**Do this:**
Pull every line containing "Angstrom" out of the material below.

Dataset excerpt:
---*---

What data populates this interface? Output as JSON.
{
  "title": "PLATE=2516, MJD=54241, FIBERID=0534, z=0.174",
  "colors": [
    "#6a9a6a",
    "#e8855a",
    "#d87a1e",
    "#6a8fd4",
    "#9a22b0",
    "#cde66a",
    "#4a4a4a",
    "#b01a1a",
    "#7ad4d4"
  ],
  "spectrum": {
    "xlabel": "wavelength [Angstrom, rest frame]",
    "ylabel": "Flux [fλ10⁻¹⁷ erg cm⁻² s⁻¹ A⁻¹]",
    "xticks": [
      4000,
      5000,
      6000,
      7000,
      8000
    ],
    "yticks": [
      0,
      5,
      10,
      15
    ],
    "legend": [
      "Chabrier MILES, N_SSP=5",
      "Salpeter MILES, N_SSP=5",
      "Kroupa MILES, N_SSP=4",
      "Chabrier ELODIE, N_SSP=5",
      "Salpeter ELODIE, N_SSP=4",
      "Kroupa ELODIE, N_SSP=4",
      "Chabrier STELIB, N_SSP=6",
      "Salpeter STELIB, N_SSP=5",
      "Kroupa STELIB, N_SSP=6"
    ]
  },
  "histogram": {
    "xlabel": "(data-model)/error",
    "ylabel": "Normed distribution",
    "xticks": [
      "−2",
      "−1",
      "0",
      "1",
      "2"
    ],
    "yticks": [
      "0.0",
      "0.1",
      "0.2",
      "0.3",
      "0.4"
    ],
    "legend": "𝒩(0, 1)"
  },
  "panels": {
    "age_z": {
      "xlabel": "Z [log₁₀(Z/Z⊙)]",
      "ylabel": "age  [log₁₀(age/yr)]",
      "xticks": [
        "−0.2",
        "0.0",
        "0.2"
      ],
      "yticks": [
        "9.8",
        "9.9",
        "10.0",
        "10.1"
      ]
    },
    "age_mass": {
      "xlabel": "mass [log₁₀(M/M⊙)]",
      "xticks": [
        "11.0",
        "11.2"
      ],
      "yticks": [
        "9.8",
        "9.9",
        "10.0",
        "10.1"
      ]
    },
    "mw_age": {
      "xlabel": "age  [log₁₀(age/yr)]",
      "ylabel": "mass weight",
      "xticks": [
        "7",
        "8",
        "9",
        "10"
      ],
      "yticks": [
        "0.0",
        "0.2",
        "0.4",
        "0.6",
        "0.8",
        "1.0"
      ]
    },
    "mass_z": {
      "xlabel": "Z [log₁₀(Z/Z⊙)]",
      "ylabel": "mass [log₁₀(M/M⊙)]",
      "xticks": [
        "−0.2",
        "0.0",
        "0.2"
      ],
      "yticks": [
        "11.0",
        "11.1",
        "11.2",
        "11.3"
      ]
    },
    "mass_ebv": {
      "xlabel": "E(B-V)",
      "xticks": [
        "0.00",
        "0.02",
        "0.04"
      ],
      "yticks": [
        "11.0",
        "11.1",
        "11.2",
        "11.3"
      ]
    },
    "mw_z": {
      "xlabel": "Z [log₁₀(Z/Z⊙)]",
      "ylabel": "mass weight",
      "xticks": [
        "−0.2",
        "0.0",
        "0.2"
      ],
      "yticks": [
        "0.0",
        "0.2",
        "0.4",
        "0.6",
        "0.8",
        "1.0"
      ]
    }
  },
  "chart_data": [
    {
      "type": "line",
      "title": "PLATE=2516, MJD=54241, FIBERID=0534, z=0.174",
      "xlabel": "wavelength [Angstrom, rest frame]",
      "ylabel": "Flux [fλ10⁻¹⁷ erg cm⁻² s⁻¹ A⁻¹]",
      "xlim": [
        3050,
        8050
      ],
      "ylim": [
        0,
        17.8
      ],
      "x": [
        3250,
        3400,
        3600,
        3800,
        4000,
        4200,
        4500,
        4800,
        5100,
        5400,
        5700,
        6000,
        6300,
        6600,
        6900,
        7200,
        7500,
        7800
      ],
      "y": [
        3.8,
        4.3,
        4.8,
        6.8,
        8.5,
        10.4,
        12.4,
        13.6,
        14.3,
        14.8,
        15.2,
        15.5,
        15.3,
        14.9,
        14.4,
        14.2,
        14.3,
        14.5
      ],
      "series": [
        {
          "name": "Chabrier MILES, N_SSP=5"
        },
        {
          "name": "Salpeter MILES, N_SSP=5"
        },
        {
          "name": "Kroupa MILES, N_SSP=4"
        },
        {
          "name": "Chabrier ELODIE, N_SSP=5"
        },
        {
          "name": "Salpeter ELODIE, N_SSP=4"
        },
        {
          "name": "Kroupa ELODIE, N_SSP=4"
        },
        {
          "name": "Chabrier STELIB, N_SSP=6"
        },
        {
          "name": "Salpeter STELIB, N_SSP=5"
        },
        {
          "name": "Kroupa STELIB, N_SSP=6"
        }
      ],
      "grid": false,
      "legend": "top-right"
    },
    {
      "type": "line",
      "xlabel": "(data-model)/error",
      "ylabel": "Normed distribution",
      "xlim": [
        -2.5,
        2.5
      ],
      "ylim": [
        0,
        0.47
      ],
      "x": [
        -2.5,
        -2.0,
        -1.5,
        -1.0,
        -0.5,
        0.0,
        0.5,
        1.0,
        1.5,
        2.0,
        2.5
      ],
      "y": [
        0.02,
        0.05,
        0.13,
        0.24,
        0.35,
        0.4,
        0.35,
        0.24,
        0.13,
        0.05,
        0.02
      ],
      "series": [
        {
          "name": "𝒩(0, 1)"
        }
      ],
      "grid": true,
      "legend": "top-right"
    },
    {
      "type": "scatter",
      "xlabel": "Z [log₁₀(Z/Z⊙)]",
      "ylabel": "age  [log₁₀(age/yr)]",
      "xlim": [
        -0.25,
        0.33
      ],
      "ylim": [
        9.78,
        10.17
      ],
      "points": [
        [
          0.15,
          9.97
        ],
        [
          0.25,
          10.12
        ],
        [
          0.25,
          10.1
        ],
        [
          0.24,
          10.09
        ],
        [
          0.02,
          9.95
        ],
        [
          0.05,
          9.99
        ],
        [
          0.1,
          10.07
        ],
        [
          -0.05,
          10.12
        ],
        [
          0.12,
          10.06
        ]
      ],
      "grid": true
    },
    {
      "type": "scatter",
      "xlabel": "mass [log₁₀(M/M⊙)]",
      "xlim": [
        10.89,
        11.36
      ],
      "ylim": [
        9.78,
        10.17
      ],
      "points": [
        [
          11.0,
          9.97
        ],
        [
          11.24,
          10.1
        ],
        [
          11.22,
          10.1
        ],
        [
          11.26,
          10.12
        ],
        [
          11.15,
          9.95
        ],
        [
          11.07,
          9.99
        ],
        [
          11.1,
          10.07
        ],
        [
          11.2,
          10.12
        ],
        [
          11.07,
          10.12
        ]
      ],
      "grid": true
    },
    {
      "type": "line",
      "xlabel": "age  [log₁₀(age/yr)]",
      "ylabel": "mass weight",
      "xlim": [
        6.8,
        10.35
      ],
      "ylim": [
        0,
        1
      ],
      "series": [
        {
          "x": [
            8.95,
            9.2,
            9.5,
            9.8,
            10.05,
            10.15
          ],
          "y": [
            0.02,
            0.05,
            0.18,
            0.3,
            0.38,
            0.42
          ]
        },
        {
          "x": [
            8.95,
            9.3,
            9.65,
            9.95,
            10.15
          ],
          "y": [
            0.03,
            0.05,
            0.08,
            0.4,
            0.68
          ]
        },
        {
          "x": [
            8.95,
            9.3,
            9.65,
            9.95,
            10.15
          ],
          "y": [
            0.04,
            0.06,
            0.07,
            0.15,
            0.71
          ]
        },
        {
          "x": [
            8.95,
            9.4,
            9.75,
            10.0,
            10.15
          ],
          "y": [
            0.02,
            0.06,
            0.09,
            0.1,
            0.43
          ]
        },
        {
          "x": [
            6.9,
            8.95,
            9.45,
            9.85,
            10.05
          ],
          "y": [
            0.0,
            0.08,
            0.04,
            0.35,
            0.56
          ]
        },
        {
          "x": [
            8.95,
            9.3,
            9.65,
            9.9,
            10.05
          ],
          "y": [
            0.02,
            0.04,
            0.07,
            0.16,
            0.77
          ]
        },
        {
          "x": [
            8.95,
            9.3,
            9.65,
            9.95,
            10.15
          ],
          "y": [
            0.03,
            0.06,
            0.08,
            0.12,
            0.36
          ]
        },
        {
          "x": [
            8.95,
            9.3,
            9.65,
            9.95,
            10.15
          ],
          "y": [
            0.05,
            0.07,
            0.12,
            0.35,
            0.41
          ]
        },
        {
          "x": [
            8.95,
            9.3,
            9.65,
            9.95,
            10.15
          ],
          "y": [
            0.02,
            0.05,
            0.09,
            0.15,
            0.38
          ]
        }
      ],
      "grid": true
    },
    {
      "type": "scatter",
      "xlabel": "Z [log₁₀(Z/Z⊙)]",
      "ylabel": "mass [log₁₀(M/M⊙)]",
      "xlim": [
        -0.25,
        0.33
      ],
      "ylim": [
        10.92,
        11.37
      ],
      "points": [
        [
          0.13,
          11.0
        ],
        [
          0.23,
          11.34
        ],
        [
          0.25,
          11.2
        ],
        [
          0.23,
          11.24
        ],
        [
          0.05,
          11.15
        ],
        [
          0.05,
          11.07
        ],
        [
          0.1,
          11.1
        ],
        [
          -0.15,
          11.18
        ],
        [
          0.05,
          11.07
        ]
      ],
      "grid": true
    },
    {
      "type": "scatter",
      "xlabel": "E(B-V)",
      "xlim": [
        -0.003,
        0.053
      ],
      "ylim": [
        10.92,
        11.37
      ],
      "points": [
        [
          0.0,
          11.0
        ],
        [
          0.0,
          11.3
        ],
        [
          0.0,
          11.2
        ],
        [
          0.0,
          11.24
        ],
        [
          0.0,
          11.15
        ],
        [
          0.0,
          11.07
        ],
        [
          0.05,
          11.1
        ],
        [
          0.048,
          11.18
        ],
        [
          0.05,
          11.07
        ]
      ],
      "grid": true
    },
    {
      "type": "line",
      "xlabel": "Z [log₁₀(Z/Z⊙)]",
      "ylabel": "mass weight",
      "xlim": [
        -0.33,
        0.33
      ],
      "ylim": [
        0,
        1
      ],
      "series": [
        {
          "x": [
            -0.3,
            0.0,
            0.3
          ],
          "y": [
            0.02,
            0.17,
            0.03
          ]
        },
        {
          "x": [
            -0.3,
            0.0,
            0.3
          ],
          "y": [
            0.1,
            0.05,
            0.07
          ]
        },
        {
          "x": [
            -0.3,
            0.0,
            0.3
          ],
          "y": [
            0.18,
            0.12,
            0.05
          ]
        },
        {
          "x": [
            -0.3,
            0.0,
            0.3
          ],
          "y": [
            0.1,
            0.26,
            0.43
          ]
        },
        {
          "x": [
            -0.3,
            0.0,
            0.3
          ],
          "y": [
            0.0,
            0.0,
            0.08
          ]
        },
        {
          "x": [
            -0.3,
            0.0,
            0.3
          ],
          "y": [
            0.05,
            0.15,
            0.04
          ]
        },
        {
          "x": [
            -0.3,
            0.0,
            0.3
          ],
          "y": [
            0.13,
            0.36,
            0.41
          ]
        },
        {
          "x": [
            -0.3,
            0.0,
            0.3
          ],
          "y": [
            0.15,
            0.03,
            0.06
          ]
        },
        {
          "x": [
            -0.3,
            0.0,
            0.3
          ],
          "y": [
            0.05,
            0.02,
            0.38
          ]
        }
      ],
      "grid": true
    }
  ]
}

---*---

**Reply:**
    "xlabel": "wavelength [Angstrom, rest frame]",
      "xlabel": "wavelength [Angstrom, rest frame]",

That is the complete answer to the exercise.